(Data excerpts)
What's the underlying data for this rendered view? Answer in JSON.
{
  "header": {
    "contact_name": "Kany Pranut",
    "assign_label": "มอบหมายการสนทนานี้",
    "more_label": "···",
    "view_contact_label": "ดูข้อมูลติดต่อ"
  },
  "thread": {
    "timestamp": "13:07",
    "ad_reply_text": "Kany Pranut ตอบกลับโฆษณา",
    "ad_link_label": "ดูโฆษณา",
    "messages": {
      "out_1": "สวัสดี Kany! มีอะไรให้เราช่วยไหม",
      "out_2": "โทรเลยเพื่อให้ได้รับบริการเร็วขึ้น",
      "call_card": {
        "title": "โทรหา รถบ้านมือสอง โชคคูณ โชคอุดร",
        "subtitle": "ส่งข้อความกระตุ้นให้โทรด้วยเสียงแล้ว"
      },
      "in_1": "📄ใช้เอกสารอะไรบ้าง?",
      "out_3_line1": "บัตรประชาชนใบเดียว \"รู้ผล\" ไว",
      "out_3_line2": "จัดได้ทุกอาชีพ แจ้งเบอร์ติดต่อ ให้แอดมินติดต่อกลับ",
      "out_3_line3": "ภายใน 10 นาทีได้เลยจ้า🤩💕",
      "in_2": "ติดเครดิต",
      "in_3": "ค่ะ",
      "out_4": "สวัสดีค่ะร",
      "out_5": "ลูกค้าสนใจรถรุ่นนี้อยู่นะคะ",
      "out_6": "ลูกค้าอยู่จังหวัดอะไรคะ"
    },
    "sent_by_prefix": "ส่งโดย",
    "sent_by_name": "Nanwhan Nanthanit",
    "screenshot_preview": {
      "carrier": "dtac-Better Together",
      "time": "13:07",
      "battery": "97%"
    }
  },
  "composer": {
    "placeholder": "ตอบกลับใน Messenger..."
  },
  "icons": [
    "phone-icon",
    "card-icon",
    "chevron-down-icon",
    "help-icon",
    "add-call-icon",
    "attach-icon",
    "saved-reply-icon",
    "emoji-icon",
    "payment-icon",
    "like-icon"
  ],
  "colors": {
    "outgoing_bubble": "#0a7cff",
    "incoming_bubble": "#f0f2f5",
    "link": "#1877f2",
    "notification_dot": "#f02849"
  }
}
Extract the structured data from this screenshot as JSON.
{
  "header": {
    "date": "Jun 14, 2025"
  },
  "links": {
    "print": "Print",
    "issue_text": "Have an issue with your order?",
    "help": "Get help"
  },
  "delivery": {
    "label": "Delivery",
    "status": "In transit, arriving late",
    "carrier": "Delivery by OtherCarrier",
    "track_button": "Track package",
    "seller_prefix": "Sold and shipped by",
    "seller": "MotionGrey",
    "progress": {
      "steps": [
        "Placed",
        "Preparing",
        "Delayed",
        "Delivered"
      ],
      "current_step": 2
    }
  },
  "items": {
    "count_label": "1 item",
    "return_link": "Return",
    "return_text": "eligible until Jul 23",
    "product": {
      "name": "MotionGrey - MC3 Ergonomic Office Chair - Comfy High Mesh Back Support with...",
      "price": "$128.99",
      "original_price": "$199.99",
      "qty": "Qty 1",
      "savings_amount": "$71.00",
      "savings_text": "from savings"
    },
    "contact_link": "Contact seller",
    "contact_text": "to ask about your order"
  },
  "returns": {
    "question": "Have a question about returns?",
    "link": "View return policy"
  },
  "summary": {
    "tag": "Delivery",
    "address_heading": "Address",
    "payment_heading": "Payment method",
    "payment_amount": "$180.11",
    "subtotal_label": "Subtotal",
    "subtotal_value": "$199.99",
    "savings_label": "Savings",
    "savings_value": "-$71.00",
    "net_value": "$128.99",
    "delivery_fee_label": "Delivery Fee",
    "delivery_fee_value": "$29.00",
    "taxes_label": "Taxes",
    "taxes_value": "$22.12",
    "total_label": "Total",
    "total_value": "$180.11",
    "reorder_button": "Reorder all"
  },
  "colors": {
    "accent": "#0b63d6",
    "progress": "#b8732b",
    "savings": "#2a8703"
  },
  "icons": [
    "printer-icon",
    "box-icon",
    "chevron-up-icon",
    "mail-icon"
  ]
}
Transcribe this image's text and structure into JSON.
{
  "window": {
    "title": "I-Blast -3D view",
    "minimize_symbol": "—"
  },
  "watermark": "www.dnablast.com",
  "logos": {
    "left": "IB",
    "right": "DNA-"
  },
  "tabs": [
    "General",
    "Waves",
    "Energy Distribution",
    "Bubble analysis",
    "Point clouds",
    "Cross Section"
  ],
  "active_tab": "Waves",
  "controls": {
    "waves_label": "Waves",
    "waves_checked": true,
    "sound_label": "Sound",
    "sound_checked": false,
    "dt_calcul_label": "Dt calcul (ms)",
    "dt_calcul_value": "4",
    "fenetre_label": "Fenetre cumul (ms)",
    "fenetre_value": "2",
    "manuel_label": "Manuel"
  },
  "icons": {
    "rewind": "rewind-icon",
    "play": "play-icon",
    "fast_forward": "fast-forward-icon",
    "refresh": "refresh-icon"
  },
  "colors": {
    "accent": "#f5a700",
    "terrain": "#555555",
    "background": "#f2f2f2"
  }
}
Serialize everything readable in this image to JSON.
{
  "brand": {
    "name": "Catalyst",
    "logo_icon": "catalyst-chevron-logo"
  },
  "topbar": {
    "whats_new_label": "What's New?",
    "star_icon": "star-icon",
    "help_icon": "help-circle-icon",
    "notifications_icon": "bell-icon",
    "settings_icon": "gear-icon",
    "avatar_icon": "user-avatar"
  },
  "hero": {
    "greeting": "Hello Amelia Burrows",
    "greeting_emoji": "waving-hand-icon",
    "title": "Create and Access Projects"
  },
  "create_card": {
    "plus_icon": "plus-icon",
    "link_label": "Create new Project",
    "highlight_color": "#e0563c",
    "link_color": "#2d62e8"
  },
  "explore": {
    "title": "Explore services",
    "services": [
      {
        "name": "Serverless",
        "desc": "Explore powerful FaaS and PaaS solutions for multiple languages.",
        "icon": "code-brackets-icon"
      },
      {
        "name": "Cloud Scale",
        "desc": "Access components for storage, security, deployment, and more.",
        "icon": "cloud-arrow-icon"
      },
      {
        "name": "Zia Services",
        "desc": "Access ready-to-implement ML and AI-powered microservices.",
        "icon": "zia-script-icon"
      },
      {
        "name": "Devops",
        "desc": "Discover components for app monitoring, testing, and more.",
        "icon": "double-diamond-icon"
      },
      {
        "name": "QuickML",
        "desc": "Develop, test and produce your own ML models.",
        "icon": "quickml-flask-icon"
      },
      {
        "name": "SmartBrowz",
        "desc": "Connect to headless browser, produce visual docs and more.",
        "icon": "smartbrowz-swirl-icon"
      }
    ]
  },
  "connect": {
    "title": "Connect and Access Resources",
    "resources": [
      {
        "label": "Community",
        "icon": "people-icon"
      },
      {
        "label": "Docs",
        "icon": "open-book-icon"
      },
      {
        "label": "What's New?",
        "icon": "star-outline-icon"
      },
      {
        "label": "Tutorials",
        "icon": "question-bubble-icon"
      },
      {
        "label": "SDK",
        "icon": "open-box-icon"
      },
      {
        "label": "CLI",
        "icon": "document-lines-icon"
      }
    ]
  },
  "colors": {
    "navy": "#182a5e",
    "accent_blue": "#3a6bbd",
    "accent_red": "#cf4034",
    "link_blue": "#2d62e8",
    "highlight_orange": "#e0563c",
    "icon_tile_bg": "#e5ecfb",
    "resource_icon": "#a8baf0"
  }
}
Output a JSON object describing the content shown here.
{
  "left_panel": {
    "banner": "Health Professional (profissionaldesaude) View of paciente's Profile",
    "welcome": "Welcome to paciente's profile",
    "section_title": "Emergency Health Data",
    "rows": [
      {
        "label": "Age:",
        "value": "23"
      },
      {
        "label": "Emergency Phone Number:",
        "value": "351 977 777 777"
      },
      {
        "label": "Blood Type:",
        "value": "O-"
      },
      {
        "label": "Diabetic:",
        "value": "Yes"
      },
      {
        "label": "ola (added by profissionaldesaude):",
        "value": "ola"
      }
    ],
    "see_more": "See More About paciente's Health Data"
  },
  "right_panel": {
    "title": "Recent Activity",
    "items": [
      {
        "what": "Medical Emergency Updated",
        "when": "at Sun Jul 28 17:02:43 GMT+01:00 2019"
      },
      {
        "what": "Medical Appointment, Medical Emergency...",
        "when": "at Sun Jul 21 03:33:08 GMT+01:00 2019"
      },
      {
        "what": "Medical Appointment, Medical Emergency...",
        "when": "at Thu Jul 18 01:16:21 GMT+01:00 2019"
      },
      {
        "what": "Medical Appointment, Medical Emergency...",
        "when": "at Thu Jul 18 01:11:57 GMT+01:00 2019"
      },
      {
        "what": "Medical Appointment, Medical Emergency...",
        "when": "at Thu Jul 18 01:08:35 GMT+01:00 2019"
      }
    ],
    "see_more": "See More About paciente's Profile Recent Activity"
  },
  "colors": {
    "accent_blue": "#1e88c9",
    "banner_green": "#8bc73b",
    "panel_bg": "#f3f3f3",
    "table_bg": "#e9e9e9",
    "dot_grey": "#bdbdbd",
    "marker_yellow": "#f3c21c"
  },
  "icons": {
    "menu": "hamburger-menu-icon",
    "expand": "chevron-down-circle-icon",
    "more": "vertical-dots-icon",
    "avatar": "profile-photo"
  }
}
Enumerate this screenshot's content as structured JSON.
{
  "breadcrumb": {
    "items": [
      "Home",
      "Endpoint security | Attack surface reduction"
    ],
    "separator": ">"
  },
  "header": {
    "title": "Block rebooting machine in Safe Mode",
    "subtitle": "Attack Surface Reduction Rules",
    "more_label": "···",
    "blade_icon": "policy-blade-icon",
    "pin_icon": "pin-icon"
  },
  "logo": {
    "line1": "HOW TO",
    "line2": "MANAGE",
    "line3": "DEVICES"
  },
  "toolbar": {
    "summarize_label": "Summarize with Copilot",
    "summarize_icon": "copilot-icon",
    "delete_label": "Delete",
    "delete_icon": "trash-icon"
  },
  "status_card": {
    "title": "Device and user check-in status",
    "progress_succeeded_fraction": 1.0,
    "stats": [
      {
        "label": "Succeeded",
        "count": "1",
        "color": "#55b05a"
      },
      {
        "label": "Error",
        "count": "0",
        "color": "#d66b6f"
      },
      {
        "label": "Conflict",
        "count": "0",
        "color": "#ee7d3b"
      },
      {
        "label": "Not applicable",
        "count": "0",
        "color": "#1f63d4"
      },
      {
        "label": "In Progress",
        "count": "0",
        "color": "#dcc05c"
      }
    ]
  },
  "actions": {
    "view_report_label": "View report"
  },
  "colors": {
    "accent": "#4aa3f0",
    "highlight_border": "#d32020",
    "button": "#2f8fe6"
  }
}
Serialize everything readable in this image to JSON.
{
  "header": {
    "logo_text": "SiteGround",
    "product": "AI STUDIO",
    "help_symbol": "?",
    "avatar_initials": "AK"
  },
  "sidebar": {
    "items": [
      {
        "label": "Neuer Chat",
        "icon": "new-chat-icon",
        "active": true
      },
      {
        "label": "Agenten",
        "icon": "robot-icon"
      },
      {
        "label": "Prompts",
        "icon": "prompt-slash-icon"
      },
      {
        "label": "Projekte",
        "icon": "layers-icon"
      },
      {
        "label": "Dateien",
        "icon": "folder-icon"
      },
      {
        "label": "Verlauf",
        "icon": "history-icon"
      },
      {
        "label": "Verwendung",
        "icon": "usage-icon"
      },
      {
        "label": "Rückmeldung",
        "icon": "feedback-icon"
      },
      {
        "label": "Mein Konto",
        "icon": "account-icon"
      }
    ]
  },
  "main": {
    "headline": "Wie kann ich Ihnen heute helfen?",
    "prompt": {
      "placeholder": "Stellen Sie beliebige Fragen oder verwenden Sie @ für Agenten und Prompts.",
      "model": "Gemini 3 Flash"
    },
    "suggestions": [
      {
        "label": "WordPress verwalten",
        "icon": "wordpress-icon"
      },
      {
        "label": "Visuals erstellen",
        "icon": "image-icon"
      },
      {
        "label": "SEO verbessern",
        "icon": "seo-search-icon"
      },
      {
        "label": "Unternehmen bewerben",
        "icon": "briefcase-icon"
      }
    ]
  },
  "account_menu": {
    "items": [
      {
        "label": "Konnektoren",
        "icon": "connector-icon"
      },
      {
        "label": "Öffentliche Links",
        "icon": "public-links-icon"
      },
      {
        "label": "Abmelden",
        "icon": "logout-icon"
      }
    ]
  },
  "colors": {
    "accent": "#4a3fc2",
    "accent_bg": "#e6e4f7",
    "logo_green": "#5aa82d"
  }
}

- _The request_
From the records above, how many lines include the word "structured"? Only the number is wanted.

- _Answer for this exercise_
2